PROVIDED PASSAGE.
Among the techniques we are currently using to manage interest rate risk are: (i) maintaining a portfolio of adjustable-rate one- to four-family residential loans; (ii) increasing our origination of non-residential real estate loans as they generally reprice more quickly than residential mortgage loans; (iii) reducing the interest rate sensitivity of our liabilities by using fixed-rate certificates of deposit and fixed-rate Federal Home Loan Bank advances with laddered terms; and (iv) maintaining a strong capital position, which provides for a favorable level of interest-earning assets relative to interest-bearing liabilities.


While these strategies have helped us to manage our interest rate exposure, they do pose risks.  For example, the annual interest rate caps and prepayment options embedded in adjustable-rate one- to four-family residential loans, which allow for early repayment at the borrower’s discretion, may result in prepayment before the loan reaches the fully indexed rate.  Conversely, in a falling interest rate environment, borrowers may refinance to fixed rate loans to lock in the then lower rates.  In addition, multi-family and non-residential real estate lending generally presents higher credit risks than residential one- to four-family lending.

An important measure of interest rate risk is the amount by which the net present value of an institution’s cash flow from assets, liabilities and off balance sheet items changes in the event of a range of assumed changes in market interest rates.  We have utilized the Office of Thrift Supervision net portfolio value (“NPV”) model to provide an analysis of estimated changes in our NPV under the assumed instantaneous changes in the United States treasury yield curve.  The financial model uses a discounted cash flow analysis and an option-based pricing approach to measuring the interest rate sensitivity of the NPV.  Set forth below is an analysis of the changes to the economic value of our equity that would occur to our NPV as of June 30, 2010 in the event of designated changes in the United States treasury yield curve.  At June 30, 2010, the economic value of our equity exposure related to these hypothetical changes in market interest rates was within the current guidelines we have established.

     
Net Portfolio Value (Dollars in thousands)
   
NPV as % of PV of Assets
 
Change in Rates
   
$ Amount
   
$ Change
   
% Change
   
NPV Ratio
   
Change
 
  +300 bp     8,564       (2,590 )     (23 %)     19.21 %     (398 ) bp
  +200 bp     9,581       (1,573 )     (14 %)     20.88 %     (231 ) bp
  +100 bp     10,502       (653 )     (6 %)     22.29 %     (90 ) bp
  +50 bp     10,879       (276 )     (2 %)     22.83 %     (36 ) bp
  0 bp     11,155                   23.19 %      
  -50 bp     11,368       213       2 %     23.45 %     26 bp
  -100 bp     11,582       427       4 %     23.74 %     54 bp

Certain shortcomings are inherent in the methodology used in the above interest rate risk measurement.  Modeling changes in net portfolio value requires making certain assumptions that may or may not reflect the manner in which actual yields and costs respond to changes in market interest rates.  In this regard, the net portfolio value table presented assumes that the composition of our interest-sensitive assets and liabilities existing at the beginning of a period remains constant over the period being measured and assumes that a particular change in interest rates is reflected uniformly across the yield curve regardless of the duration or repricing of specific assets and liabilities.  The table also assumes that the credit risk of the underlying assets does not change with changes in interest rates.  Accordingly, although the net portfolio value table provides an indication of our interest rate risk exposure at a particular point in time, such measurements are not intended to and do not provide a precise forecast of the effect of changes in market interest rates on our NPV and will differ from actual results.

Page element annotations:
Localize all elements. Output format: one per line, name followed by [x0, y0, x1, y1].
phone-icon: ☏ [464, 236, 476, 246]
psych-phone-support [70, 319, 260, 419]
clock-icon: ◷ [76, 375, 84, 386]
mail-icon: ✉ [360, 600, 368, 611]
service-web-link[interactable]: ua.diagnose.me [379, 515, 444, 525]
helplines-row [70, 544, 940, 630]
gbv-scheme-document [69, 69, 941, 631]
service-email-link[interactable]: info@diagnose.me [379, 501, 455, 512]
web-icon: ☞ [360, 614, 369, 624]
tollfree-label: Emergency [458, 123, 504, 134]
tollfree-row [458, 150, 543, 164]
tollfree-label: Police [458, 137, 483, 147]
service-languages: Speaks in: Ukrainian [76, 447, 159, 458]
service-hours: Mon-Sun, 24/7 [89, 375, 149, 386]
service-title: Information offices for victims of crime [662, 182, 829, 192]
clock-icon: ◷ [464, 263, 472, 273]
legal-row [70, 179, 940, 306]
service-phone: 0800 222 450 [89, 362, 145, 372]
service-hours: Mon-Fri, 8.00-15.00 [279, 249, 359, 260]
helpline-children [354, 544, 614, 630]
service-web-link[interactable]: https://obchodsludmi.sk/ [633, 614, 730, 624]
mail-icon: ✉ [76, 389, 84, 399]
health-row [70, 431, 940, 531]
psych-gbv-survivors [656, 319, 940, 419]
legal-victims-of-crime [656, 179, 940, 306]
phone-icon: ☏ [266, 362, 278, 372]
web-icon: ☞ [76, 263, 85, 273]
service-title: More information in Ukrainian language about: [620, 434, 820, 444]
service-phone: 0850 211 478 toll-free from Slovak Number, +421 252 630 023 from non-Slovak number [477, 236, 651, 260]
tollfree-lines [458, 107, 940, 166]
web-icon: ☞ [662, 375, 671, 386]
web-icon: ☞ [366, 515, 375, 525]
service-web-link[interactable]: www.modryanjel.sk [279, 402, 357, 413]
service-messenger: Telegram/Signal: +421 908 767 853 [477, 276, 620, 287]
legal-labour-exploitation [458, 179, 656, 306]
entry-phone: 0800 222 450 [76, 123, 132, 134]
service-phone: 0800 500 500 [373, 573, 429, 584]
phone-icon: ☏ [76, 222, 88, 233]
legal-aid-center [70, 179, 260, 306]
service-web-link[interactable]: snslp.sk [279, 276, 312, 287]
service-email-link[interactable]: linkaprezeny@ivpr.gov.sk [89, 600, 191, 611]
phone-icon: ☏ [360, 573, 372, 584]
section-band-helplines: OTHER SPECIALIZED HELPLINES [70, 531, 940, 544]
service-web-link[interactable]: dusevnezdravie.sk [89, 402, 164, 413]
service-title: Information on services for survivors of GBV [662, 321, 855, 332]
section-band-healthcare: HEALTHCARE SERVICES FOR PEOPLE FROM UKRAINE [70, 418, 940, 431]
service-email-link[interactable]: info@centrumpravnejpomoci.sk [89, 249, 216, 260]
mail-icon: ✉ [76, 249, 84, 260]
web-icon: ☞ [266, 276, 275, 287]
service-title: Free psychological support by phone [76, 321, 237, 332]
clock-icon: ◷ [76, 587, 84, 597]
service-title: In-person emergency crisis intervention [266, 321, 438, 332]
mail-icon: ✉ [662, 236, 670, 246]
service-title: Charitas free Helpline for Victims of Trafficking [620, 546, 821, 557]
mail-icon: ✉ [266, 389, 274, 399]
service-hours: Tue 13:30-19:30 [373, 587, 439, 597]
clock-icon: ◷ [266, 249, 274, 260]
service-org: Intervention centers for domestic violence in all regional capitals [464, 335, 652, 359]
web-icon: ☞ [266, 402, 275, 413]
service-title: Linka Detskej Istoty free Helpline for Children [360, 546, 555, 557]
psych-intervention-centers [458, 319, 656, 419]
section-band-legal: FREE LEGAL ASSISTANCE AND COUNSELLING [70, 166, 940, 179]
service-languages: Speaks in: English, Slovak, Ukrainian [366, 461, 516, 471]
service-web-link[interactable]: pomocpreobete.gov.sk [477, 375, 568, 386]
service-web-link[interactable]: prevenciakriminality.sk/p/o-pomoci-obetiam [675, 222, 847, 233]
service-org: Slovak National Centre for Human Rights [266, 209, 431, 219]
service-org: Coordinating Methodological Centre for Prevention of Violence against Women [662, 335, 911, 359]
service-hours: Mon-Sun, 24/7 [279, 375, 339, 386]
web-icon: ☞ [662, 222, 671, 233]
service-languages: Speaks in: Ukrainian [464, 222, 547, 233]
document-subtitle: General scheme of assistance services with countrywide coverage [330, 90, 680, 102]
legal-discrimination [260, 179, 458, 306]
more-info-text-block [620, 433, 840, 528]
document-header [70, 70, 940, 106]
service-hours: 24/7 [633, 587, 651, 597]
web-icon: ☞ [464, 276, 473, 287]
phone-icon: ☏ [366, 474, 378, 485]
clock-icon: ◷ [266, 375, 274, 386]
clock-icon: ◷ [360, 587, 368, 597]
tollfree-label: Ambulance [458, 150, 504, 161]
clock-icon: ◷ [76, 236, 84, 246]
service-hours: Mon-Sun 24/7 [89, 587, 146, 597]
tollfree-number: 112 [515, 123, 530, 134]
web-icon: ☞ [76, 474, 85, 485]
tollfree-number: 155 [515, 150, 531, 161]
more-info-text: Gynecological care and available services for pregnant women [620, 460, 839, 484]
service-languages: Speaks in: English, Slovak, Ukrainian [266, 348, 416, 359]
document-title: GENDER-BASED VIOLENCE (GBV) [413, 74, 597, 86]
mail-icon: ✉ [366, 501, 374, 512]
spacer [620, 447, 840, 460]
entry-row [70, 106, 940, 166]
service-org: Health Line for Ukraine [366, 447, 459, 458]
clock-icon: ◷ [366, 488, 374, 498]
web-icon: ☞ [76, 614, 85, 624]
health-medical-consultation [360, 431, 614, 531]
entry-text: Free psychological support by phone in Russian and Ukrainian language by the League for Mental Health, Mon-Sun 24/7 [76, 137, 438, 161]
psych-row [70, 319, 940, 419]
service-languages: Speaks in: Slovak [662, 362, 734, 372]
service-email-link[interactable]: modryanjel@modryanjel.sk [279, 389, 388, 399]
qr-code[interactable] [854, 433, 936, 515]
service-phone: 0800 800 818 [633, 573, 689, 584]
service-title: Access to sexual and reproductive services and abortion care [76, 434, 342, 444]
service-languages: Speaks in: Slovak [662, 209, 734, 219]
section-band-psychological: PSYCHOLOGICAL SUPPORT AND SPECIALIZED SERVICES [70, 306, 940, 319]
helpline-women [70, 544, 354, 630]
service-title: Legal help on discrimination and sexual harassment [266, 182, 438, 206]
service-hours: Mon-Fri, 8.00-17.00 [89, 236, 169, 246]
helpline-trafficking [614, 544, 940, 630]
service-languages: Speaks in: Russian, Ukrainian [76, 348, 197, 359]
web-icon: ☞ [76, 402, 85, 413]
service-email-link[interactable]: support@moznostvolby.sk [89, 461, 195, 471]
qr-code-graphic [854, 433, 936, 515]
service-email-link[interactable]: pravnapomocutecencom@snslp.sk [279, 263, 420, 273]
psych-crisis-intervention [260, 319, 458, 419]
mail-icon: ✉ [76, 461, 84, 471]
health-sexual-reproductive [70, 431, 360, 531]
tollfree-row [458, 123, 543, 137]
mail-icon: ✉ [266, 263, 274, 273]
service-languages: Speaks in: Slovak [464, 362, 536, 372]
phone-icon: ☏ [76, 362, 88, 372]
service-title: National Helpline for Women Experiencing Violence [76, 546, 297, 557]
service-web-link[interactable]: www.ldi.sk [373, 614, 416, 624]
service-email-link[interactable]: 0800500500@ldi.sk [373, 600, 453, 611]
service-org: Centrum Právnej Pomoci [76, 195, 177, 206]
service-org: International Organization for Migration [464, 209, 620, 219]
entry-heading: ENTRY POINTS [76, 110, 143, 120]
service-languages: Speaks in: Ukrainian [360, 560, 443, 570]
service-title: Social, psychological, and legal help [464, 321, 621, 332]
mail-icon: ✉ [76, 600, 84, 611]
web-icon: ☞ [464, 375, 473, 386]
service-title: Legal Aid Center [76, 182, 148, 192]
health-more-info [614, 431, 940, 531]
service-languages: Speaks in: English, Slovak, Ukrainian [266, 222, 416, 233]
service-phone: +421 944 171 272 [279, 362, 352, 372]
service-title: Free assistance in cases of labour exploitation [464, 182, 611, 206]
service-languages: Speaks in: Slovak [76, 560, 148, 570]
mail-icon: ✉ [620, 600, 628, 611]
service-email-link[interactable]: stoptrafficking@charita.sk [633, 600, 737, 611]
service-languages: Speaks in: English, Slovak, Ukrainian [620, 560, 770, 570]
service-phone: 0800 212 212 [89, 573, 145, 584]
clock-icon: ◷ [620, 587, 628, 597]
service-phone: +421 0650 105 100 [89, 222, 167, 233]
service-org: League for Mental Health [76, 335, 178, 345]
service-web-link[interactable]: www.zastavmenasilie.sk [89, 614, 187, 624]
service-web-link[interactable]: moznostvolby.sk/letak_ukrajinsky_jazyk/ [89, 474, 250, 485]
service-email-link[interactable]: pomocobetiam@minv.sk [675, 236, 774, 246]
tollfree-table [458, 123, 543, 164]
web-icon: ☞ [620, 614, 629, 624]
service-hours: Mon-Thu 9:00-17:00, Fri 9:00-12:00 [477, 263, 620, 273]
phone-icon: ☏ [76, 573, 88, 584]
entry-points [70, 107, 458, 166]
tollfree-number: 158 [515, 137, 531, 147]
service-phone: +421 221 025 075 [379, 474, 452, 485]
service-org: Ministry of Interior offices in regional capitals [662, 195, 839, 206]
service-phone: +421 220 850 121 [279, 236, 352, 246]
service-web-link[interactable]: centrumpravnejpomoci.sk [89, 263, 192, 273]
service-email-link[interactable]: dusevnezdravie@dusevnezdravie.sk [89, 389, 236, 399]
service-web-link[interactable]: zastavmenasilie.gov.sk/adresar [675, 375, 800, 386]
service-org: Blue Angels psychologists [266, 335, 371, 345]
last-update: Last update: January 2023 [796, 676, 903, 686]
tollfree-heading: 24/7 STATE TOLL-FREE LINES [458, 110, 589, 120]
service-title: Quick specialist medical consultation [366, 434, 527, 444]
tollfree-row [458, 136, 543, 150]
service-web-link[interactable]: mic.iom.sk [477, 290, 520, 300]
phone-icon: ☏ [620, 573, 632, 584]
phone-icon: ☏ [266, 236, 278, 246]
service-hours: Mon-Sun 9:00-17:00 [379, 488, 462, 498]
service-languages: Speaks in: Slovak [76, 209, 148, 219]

GOAL OF THE EXERCISE. In the interest rate risk text, which model was used to estimate changes in net portfolio value?

CORRECT OUTPUT. The Office of Thrift Supervision net portfolio value ("NPV") model.